─── Data section

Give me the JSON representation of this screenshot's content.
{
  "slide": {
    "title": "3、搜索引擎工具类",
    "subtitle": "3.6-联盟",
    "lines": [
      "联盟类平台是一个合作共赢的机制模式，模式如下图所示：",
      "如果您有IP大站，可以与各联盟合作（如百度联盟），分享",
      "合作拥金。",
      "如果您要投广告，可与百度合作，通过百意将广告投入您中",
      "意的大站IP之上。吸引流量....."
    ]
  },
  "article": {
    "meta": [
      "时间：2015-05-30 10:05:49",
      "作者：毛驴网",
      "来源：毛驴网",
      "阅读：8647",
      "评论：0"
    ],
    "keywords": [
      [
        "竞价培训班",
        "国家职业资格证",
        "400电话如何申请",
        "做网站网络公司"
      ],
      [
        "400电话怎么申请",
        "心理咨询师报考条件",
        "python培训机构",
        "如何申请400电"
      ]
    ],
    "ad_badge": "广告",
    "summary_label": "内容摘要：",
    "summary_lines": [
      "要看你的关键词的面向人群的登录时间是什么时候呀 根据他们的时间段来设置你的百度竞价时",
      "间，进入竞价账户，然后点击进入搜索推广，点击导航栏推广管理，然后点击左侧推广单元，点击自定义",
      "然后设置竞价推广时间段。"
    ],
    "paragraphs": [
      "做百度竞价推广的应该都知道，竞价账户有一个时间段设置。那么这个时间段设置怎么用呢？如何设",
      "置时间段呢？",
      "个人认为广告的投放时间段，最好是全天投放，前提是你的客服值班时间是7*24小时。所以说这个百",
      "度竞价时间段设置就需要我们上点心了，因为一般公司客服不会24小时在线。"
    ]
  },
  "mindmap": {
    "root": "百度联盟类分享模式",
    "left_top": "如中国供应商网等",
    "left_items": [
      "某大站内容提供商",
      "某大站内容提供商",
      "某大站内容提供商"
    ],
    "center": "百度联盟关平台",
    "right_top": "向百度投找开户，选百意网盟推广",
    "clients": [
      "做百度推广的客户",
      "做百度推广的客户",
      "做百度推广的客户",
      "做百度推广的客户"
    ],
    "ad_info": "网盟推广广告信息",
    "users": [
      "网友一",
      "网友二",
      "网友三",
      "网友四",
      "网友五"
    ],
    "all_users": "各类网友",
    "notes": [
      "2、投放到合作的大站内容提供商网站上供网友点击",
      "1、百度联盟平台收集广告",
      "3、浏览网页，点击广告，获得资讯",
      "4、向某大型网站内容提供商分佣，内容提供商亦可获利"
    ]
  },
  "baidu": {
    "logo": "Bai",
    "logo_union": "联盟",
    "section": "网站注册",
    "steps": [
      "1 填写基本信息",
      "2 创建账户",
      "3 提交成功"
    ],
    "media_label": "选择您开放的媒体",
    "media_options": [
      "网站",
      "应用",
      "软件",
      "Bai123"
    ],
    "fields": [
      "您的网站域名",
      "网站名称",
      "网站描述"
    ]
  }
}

──────

(Directions for this task):
Repeat back the data above, exact to the last character.

(Full response):
Give me the JSON representation of this screenshot's content.
{
  "slide": {
    "title": "3、搜索引擎工具类",
    "subtitle": "3.6-联盟",
    "lines": [
      "联盟类平台是一个合作共赢的机制模式，模式如下图所示：",
      "如果您有IP大站，可以与各联盟合作（如百度联盟），分享",
      "合作拥金。",
      "如果您要投广告，可与百度合作，通过百意将广告投入您中",
      "意的大站IP之上。吸引流量....."
    ]
  },
  "article": {
    "meta": [
      "时间：2015-05-30 10:05:49",
      "作者：毛驴网",
      "来源：毛驴网",
      "阅读：8647",
      "评论：0"
    ],
    "keywords": [
      [
        "竞价培训班",
        "国家职业资格证",
        "400电话如何申请",
        "做网站网络公司"
      ],
      [
        "400电话怎么申请",
        "心理咨询师报考条件",
        "python培训机构",
        "如何申请400电"
      ]
    ],
    "ad_badge": "广告",
    "summary_label": "内容摘要：",
    "summary_lines": [
      "要看你的关键词的面向人群的登录时间是什么时候呀 根据他们的时间段来设置你的百度竞价时",
      "间，进入竞价账户，然后点击进入搜索推广，点击导航栏推广管理，然后点击左侧推广单元，点击自定义",
      "然后设置竞价推广时间段。"
    ],
    "paragraphs": [
      "做百度竞价推广的应该都知道，竞价账户有一个时间段设置。那么这个时间段设置怎么用呢？如何设",
      "置时间段呢？",
      "个人认为广告的投放时间段，最好是全天投放，前提是你的客服值班时间是7*24小时。所以说这个百",
      "度竞价时间段设置就需要我们上点心了，因为一般公司客服不会24小时在线。"
    ]
  },
  "mindmap": {
    "root": "百度联盟类分享模式",
    "left_top": "如中国供应商网等",
    "left_items": [
      "某大站内容提供商",
      "某大站内容提供商",
      "某大站内容提供商"
    ],
    "center": "百度联盟关平台",
    "right_top": "向百度投找开户，选百意网盟推广",
    "clients": [
      "做百度推广的客户",
      "做百度推广的客户",
      "做百度推广的客户",
      "做百度推广的客户"
    ],
    "ad_info": "网盟推广广告信息",
    "users": [
      "网友一",
      "网友二",
      "网友三",
      "网友四",
      "网友五"
    ],
    "all_users": "各类网友",
    "notes": [
      "2、投放到合作的大站内容提供商网站上供网友点击",
      "1、百度联盟平台收集广告",
      "3、浏览网页，点击广告，获得资讯",
      "4、向某大型网站内容提供商分佣，内容提供商亦可获利"
    ]
  },
  "baidu": {
    "logo": "Bai",
    "logo_union": "联盟",
    "section": "网站注册",
    "steps": [
      "1 填写基本信息",
      "2 创建账户",
      "3 提交成功"
    ],
    "media_label": "选择您开放的媒体",
    "media_options": [
      "网站",
      "应用",
      "软件",
      "Bai123"
    ],
    "fields": [
      "您的网站域名",
      "网站名称",
      "网站描述"
    ]
  }
}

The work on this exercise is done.